** What you will do **
Take the data that follows and retype it word for word.

--- Start The records ---

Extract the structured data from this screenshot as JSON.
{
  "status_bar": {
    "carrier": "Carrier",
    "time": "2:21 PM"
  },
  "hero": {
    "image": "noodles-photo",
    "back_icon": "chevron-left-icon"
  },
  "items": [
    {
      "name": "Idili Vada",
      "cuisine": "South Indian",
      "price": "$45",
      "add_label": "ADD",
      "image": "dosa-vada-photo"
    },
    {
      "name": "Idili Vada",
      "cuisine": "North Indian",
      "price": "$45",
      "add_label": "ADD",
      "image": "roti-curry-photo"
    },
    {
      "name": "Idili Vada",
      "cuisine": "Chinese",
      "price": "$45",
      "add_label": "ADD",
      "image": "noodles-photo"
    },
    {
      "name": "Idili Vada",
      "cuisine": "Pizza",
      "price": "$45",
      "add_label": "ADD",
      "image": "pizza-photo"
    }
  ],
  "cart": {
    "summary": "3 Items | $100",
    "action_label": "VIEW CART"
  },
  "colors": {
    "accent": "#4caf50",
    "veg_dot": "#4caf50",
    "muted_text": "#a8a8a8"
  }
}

--- End The records ---

** Written solution **
Extract the structured data from this screenshot as JSON.
{
  "status_bar": {
    "carrier": "Carrier",
    "time": "2:21 PM"
  },
  "hero": {
    "image": "noodles-photo",
    "back_icon": "chevron-left-icon"
  },
  "items": [
    {
      "name": "Idili Vada",
      "cuisine": "South Indian",
      "price": "$45",
      "add_label": "ADD",
      "image": "dosa-vada-photo"
    },
    {
      "name": "Idili Vada",
      "cuisine": "North Indian",
      "price": "$45",
      "add_label": "ADD",
      "image": "roti-curry-photo"
    },
    {
      "name": "Idili Vada",
      "cuisine": "Chinese",
      "price": "$45",
      "add_label": "ADD",
      "image": "noodles-photo"
    },
    {
      "name": "Idili Vada",
      "cuisine": "Pizza",
      "price": "$45",
      "add_label": "ADD",
      "image": "pizza-photo"
    }
  ],
  "cart": {
    "summary": "3 Items | $100",
    "action_label": "VIEW CART"
  },
  "colors": {
    "accent": "#4caf50",
    "veg_dot": "#4caf50",
    "muted_text": "#a8a8a8"
  }
}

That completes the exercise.